TASK DESCRIPTION:
Where the word "going" occurs in a line, return that line.

"""

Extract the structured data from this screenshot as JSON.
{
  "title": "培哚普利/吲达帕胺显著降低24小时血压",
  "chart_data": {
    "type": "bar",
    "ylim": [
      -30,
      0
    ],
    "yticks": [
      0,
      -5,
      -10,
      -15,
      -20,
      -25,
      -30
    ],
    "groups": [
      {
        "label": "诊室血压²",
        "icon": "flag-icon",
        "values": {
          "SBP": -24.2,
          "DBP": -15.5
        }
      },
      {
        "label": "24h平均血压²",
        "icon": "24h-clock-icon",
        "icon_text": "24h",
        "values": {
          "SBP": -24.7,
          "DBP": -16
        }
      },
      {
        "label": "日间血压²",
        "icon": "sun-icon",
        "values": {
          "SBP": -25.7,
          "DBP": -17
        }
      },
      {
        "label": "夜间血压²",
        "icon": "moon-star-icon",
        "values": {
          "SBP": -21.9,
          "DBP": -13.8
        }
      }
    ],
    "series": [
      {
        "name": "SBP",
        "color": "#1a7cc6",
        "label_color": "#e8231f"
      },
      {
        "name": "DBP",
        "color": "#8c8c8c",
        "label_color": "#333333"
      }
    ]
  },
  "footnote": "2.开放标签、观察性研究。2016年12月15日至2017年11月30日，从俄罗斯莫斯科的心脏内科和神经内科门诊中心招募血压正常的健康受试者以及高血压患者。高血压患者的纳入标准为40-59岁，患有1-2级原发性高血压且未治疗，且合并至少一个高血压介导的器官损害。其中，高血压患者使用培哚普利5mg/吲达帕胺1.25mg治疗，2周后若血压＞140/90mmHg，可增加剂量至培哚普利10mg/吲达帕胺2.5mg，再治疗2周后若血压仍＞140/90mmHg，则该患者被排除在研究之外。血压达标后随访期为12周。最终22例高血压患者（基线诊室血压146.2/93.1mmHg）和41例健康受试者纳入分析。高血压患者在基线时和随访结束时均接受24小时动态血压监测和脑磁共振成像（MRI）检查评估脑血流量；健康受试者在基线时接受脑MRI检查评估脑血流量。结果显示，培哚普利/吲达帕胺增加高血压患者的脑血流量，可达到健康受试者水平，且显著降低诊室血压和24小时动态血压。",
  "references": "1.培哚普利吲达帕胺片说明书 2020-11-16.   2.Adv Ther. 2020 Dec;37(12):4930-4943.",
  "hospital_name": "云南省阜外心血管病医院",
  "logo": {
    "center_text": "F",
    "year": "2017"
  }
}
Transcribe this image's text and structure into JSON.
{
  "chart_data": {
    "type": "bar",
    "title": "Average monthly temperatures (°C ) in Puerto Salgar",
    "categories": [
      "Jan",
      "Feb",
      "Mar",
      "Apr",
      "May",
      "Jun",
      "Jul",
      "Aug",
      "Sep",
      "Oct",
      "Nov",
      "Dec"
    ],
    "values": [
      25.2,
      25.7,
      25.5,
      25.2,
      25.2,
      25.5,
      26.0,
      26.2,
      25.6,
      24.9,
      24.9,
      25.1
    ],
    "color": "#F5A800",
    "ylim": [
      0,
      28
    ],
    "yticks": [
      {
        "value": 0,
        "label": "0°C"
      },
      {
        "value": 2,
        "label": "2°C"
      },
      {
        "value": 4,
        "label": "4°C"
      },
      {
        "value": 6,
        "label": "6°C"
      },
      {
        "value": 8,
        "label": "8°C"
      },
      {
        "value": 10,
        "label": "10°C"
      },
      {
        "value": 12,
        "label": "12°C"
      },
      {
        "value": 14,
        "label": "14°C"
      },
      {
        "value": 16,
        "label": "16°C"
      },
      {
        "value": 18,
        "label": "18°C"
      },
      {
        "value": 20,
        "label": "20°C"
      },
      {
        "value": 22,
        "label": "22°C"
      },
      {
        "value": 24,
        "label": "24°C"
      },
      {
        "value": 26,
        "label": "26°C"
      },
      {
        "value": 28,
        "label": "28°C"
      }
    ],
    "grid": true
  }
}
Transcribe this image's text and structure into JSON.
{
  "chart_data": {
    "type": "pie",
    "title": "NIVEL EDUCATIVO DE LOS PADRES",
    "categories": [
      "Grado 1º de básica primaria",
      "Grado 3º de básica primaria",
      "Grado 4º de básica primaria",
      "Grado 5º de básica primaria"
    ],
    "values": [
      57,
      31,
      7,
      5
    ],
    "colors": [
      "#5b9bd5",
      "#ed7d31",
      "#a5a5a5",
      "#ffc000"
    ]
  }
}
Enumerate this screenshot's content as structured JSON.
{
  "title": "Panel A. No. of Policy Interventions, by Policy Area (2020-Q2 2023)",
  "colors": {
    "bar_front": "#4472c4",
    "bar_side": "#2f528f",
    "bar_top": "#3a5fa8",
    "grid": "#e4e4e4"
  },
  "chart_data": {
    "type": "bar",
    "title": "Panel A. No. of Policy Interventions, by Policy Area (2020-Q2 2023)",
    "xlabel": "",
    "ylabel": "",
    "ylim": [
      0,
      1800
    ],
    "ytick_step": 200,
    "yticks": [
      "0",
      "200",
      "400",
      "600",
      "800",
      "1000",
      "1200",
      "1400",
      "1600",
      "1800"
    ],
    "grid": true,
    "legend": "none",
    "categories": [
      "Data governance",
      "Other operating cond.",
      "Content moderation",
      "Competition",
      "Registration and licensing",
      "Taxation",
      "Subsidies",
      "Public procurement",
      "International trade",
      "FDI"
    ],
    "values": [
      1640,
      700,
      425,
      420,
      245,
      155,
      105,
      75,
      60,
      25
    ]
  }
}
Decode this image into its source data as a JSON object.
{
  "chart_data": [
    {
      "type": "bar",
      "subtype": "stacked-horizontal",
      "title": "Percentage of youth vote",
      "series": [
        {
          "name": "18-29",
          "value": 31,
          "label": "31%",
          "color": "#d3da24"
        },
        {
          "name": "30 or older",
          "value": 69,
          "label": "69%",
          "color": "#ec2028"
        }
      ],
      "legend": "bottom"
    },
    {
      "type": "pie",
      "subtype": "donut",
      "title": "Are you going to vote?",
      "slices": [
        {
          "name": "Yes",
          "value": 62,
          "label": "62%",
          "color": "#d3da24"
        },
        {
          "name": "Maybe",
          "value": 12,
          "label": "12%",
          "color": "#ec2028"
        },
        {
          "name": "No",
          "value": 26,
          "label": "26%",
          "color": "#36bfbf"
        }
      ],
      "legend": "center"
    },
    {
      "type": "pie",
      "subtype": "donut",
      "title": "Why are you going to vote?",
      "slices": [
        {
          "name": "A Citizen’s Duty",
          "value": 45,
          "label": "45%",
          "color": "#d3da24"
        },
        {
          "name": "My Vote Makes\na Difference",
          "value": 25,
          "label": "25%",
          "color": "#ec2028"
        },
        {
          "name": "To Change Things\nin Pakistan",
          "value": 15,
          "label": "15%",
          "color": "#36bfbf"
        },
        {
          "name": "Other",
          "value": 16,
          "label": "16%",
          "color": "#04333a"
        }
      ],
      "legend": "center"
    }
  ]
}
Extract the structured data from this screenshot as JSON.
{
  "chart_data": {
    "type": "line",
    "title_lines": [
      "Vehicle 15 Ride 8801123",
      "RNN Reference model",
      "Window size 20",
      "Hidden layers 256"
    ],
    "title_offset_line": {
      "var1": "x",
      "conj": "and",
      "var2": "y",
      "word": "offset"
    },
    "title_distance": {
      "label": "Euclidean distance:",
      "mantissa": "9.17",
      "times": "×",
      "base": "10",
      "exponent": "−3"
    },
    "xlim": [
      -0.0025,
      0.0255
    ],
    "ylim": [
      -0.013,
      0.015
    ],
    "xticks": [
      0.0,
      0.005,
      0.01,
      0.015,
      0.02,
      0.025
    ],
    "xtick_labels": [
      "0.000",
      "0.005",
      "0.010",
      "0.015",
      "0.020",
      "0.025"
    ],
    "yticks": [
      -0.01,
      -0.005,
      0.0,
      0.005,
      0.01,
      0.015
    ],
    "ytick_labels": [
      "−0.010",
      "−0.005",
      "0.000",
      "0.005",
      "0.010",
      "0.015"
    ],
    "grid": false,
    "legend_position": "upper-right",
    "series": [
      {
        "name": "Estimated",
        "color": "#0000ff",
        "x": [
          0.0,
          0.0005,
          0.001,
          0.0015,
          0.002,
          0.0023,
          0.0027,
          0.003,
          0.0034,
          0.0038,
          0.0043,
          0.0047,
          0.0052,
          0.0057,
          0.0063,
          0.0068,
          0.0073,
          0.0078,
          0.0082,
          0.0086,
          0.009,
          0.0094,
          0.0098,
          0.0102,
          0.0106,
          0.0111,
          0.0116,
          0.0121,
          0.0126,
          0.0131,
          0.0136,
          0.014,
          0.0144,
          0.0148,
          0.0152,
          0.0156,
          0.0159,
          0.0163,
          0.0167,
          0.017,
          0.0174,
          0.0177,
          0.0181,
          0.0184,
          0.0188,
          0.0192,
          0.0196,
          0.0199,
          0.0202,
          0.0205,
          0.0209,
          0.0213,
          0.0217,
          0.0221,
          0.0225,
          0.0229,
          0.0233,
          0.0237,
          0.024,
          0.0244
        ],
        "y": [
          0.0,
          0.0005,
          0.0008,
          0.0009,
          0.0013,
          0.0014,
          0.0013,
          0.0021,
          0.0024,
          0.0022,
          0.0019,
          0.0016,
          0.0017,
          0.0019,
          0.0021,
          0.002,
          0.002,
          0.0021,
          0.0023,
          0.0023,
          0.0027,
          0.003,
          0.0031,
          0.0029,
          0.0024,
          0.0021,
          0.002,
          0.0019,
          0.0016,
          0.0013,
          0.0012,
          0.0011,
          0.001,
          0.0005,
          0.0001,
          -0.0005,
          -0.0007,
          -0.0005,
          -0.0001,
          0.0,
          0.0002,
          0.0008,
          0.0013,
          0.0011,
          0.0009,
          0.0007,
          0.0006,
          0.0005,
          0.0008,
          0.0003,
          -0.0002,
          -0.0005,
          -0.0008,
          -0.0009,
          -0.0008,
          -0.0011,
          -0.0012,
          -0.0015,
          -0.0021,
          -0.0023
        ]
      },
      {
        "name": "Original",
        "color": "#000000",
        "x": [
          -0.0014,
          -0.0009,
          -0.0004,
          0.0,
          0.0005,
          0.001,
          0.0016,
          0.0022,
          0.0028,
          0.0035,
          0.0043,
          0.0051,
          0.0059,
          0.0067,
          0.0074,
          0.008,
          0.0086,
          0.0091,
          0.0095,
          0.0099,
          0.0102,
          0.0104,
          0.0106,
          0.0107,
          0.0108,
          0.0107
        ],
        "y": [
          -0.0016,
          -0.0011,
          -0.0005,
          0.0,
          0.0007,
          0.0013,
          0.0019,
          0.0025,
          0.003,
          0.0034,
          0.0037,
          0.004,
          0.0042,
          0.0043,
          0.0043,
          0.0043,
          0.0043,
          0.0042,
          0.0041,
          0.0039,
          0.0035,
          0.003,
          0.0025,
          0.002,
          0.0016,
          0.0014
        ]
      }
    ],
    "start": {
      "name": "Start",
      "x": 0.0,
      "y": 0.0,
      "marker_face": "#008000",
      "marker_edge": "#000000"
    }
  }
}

"""

REPLY TO THE EXERCISE:
      "title": "Are you going to vote?",
      "title": "Why are you going to vote?",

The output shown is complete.